● Aim
Pull every line holding the string "答在试题卷上无效" from the records below.

● Records supplied
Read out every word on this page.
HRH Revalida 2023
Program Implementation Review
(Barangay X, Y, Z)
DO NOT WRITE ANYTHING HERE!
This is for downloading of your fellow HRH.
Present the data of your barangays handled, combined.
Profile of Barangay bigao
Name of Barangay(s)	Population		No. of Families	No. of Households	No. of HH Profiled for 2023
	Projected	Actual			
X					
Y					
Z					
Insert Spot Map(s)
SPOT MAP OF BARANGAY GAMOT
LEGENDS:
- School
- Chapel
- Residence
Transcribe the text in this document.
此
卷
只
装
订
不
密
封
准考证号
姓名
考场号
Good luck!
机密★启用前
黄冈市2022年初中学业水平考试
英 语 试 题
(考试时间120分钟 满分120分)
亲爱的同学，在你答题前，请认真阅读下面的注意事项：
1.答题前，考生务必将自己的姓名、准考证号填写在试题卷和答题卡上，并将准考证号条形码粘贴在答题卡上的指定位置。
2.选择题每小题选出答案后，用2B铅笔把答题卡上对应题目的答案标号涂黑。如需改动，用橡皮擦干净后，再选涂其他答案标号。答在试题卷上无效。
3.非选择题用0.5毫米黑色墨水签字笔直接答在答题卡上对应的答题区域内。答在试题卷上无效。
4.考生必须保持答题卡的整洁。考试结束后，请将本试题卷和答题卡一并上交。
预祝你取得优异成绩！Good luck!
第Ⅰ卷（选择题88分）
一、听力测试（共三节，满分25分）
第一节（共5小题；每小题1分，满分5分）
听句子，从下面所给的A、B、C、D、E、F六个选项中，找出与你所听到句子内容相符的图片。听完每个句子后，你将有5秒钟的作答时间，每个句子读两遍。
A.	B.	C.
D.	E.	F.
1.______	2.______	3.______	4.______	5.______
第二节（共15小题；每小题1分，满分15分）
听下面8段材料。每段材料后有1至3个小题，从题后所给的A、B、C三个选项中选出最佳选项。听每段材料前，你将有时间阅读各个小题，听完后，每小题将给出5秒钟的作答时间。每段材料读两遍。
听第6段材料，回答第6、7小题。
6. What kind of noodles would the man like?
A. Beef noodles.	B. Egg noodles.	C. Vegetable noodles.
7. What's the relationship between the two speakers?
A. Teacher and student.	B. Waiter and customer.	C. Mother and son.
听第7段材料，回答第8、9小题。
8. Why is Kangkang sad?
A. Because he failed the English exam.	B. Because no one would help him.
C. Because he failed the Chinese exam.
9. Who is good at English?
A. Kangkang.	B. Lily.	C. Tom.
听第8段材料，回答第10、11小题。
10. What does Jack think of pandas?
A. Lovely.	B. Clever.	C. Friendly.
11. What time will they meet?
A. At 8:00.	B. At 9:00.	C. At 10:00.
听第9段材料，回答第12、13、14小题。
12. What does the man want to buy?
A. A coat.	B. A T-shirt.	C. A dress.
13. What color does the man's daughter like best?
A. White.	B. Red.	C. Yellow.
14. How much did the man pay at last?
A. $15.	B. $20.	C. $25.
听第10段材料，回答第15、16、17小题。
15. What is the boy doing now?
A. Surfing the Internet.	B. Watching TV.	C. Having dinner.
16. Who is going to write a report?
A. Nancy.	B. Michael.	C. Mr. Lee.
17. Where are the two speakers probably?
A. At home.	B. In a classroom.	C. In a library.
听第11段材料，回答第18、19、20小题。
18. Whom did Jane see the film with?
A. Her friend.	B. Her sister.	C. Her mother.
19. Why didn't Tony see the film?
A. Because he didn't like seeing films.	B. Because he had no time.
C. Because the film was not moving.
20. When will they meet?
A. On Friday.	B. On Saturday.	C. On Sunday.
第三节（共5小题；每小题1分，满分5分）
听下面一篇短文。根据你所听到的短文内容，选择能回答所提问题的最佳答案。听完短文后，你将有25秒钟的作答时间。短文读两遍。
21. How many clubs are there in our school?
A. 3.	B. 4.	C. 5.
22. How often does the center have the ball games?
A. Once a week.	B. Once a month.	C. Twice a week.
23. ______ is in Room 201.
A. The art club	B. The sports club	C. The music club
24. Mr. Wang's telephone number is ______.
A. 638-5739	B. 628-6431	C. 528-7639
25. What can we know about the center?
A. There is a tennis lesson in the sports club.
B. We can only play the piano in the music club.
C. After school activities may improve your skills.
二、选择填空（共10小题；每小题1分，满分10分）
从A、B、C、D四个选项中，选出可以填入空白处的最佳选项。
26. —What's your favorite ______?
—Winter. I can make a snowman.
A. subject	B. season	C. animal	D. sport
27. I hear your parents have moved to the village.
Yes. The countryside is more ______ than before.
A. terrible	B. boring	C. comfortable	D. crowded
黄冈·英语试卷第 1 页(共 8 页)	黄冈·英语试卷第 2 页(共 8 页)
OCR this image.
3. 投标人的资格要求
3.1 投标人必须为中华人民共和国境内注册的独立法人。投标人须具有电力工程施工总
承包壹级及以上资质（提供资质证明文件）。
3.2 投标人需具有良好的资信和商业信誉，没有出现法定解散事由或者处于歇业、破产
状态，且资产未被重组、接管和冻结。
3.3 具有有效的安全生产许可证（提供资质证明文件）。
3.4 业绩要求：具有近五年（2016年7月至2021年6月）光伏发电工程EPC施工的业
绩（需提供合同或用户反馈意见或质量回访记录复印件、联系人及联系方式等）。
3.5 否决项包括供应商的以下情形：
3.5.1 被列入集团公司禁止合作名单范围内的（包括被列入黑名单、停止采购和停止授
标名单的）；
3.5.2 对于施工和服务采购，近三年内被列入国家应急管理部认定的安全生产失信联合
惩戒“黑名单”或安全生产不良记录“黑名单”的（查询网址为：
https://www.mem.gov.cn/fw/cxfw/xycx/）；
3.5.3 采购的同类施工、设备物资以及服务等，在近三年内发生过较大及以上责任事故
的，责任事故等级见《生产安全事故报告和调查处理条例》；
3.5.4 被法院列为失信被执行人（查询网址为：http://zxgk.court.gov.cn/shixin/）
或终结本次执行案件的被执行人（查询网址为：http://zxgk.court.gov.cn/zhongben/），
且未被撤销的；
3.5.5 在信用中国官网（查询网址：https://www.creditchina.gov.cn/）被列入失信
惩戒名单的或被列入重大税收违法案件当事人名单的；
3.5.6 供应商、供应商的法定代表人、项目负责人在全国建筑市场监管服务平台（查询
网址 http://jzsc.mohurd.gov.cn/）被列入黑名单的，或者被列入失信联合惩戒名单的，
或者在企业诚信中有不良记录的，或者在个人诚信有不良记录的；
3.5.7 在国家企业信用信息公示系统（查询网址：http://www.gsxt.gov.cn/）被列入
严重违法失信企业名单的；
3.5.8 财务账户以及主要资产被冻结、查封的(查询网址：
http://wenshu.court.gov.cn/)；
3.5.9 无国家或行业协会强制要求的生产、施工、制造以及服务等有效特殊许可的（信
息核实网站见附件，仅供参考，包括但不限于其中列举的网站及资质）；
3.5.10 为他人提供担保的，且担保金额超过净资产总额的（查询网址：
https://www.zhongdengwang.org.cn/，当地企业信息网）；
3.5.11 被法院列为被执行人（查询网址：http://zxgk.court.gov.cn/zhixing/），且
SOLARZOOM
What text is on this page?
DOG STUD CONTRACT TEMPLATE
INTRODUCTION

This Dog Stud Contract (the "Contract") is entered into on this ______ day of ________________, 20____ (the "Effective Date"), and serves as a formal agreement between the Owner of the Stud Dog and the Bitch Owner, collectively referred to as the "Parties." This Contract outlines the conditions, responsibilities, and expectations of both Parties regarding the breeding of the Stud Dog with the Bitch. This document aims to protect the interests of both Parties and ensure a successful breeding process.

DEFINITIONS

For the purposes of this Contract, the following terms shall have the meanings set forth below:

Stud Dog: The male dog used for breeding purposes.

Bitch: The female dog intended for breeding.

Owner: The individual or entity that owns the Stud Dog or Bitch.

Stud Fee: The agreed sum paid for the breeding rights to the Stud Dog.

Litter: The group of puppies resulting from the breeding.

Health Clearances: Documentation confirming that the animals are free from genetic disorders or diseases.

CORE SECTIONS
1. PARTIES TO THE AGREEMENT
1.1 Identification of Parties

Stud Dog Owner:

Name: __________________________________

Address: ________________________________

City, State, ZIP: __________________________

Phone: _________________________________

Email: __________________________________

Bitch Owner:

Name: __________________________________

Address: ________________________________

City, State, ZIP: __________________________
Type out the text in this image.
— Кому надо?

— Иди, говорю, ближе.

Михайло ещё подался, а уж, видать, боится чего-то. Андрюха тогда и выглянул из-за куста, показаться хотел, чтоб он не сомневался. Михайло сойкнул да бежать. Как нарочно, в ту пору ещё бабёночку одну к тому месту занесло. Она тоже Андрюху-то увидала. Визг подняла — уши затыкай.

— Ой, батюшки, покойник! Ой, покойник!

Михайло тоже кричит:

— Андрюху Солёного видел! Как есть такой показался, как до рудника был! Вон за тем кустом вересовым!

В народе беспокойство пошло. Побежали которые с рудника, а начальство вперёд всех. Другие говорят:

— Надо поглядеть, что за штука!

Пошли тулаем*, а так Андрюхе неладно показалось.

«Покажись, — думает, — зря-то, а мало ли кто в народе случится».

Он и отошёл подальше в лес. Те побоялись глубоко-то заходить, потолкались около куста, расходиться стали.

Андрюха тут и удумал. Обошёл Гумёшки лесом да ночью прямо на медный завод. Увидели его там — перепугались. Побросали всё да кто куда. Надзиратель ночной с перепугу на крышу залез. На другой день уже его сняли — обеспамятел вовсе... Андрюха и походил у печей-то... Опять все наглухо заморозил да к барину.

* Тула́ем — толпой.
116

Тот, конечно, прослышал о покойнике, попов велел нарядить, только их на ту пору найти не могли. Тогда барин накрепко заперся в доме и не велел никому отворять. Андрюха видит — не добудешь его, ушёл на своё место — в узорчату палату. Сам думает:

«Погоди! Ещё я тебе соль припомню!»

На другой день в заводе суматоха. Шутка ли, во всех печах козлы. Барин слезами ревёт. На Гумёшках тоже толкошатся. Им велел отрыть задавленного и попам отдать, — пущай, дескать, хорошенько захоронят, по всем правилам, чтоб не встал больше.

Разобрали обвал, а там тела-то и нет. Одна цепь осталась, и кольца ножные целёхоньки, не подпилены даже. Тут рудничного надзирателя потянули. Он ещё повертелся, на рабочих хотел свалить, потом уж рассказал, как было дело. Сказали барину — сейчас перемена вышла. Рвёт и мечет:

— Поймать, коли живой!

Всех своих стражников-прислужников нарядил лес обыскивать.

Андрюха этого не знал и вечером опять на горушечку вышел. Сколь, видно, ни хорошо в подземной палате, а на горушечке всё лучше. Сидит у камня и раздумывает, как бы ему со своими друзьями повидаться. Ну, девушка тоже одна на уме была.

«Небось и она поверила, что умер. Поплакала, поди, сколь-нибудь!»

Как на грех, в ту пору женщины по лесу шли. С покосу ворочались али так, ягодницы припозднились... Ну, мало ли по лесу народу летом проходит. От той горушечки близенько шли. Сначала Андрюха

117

● Worked answer
2.选择题每小题选出答案后，用2B铅笔把答题卡上对应题目的答案标号涂黑。如需改动，用橡皮擦干净后，再选涂其他答案标号。答在试题卷上无效。
3.非选择题用0.5毫米黑色墨水签字笔直接答在答题卡上对应的答题区域内。答在试题卷上无效。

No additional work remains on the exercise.